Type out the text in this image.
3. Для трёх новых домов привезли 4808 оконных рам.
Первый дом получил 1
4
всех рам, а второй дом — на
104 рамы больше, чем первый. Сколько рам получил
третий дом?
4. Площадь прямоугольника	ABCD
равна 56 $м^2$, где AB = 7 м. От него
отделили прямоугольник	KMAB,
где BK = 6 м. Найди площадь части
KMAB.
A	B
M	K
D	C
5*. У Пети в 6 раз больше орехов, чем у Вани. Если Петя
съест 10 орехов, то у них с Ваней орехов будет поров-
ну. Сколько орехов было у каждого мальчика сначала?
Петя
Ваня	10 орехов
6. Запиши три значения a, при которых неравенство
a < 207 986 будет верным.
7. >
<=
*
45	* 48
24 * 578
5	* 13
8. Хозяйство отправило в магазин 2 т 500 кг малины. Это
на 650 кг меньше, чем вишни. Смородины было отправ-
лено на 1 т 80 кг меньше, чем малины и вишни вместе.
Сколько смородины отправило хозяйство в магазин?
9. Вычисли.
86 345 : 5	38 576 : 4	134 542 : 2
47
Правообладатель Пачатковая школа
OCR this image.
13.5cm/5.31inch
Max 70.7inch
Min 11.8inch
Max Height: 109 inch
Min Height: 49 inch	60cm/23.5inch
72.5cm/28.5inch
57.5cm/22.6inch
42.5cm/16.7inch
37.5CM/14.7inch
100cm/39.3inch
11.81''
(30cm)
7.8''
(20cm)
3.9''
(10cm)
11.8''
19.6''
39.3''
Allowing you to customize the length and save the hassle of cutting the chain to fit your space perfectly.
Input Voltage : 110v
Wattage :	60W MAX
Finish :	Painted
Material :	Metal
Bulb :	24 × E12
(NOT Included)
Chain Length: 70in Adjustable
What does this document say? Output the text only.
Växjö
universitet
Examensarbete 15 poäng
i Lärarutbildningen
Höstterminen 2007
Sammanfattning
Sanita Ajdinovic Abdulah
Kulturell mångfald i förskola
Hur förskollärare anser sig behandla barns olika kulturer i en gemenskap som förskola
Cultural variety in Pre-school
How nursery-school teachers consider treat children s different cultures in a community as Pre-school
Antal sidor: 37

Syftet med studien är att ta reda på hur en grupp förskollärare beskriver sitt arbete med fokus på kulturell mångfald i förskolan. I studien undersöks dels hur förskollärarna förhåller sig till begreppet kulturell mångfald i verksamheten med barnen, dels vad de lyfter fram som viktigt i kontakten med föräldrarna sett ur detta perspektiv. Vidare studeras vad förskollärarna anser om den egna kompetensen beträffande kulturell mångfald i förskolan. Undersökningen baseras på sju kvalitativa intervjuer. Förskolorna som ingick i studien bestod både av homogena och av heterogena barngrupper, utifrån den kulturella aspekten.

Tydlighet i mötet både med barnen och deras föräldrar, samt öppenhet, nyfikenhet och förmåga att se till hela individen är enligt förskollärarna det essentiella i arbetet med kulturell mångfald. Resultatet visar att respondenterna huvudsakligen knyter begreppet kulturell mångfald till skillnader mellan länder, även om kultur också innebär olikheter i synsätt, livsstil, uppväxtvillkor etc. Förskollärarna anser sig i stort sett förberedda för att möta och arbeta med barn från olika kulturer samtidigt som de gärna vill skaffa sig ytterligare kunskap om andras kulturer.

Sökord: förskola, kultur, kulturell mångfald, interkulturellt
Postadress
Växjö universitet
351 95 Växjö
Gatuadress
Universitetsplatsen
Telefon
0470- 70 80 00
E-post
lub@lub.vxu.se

▬▬▬▬▬▬▬▬▬▬

Identify each line containing the string "Петя" and copy it out.

5*. У Пети в 6 раз больше орехов, чем у Вани. Если Петя
Петя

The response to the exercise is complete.